**WHAT THE TASK REQUIRES**
Copy each line below that contains "second".

**LISTED ENTRIES**
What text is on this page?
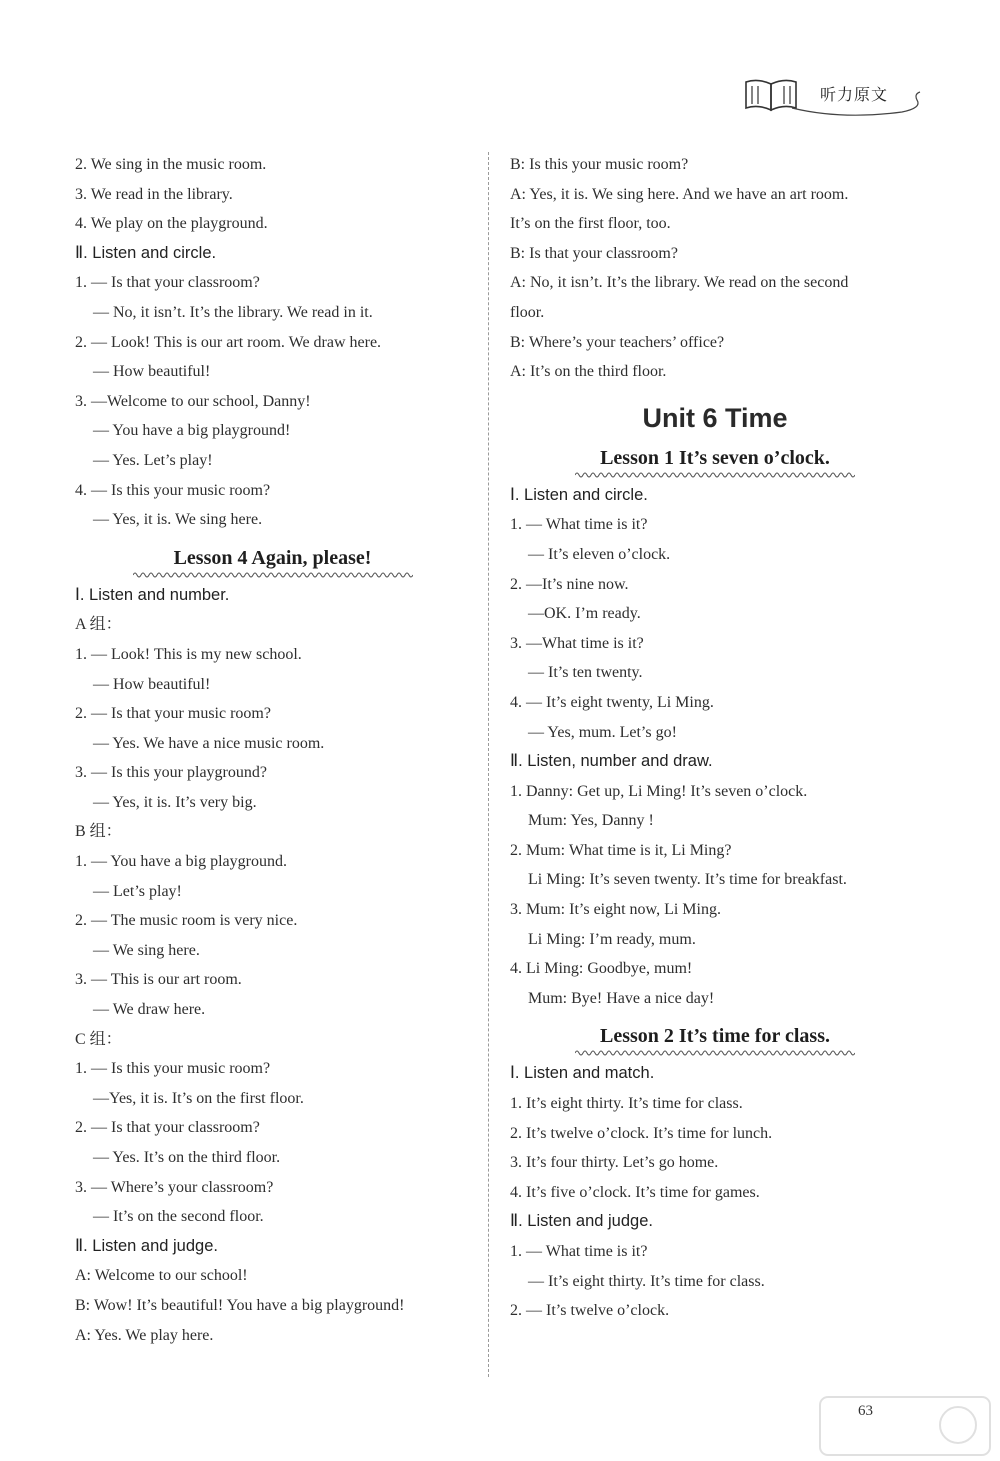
听力原文
2. We sing in the music room.
3. We read in the library.
4. We play on the playground.
Ⅱ. Listen and circle.
1. — Is that your classroom?
— No, it isn’t. It’s the library. We read in it.
2. — Look! This is our art room. We draw here.
— How beautiful!
3. —Welcome to our school, Danny!
— You have a big playground!
— Yes. Let’s play!
4. — Is this your music room?
— Yes, it is. We sing here.
Lesson 4 Again, please!
Ⅰ. Listen and number.
A 组：
1. — Look! This is my new school.
— How beautiful!
2. — Is that your music room?
— Yes. We have a nice music room.
3. — Is this your playground?
— Yes, it is. It’s very big.
B 组：
1. — You have a big playground.
— Let’s play!
2. — The music room is very nice.
— We sing here.
3. — This is our art room.
— We draw here.
C 组：
1. — Is this your music room?
—Yes, it is. It’s on the first floor.
2. — Is that your classroom?
— Yes. It’s on the third floor.
3. — Where’s your classroom?
— It’s on the second floor.
Ⅱ. Listen and judge.
A: Welcome to our school!
B: Wow! It’s beautiful! You have a big playground!
A: Yes. We play here.
B: Is this your music room?
A: Yes, it is. We sing here. And we have an art room.
It’s on the first floor, too.
B: Is that your classroom?
A: No, it isn’t. It’s the library. We read on the second
floor.
B: Where’s your teachers’ office?
A: It’s on the third floor.
Unit 6 Time
Lesson 1 It’s seven o’clock.
Ⅰ. Listen and circle.
1. — What time is it?
— It’s eleven o’clock.
2. —It’s nine now.
—OK. I’m ready.
3. —What time is it?
— It’s ten twenty.
4. — It’s eight twenty, Li Ming.
— Yes, mum. Let’s go!
Ⅱ. Listen, number and draw.
1. Danny: Get up, Li Ming! It’s seven o’clock.
Mum: Yes, Danny !
2. Mum: What time is it, Li Ming?
Li Ming: It’s seven twenty. It’s time for breakfast.
3. Mum: It’s eight now, Li Ming.
Li Ming: I’m ready, mum.
4. Li Ming: Goodbye, mum!
Mum: Bye! Have a nice day!
Lesson 2 It’s time for class.
Ⅰ. Listen and match.
1. It’s eight thirty. It’s time for class.
2. It’s twelve o’clock. It’s time for lunch.
3. It’s four thirty. Let’s go home.
4. It’s five o’clock. It’s time for games.
Ⅱ. Listen and judge.
1. — What time is it?
— It’s eight thirty. It’s time for class.
2. — It’s twelve o’clock.
63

**THE SOLUTION**
— It’s on the second floor.
A: No, it isn’t. It’s the library. We read on the second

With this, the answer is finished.